From the listing that follows, extract every line and set it down unaltered.

Begin SOURCE RECORDS

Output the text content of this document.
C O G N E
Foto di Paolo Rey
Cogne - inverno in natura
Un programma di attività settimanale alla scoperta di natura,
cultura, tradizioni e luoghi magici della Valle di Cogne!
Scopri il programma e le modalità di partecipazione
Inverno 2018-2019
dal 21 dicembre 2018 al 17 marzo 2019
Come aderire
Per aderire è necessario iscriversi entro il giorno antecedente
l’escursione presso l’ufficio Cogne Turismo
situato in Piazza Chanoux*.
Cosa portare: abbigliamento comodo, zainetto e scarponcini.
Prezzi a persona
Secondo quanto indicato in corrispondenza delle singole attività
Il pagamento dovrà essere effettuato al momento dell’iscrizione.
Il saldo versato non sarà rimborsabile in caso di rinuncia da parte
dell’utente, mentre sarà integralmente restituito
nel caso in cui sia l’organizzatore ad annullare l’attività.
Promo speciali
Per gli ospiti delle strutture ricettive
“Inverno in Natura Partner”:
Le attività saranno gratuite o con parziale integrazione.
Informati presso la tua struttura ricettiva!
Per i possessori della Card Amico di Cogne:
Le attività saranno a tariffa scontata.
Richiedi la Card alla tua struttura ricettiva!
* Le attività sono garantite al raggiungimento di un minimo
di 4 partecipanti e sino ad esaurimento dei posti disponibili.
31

End SOURCE RECORDS

▸ **ANSWER TO THE EXERCISE**
Output the text content of this document.
C O G N E
Foto di Paolo Rey
Cogne - inverno in natura
Un programma di attività settimanale alla scoperta di natura,
cultura, tradizioni e luoghi magici della Valle di Cogne!
Scopri il programma e le modalità di partecipazione
Inverno 2018-2019
dal 21 dicembre 2018 al 17 marzo 2019
Come aderire
Per aderire è necessario iscriversi entro il giorno antecedente
l’escursione presso l’ufficio Cogne Turismo
situato in Piazza Chanoux*.
Cosa portare: abbigliamento comodo, zainetto e scarponcini.
Prezzi a persona
Secondo quanto indicato in corrispondenza delle singole attività
Il pagamento dovrà essere effettuato al momento dell’iscrizione.
Il saldo versato non sarà rimborsabile in caso di rinuncia da parte
dell’utente, mentre sarà integralmente restituito
nel caso in cui sia l’organizzatore ad annullare l’attività.
Promo speciali
Per gli ospiti delle strutture ricettive
“Inverno in Natura Partner”:
Le attività saranno gratuite o con parziale integrazione.
Informati presso la tua struttura ricettiva!
Per i possessori della Card Amico di Cogne:
Le attività saranno a tariffa scontata.
Richiedi la Card alla tua struttura ricettiva!
* Le attività sono garantite al raggiungimento di un minimo
di 4 partecipanti e sino ad esaurimento dei posti disponibili.
31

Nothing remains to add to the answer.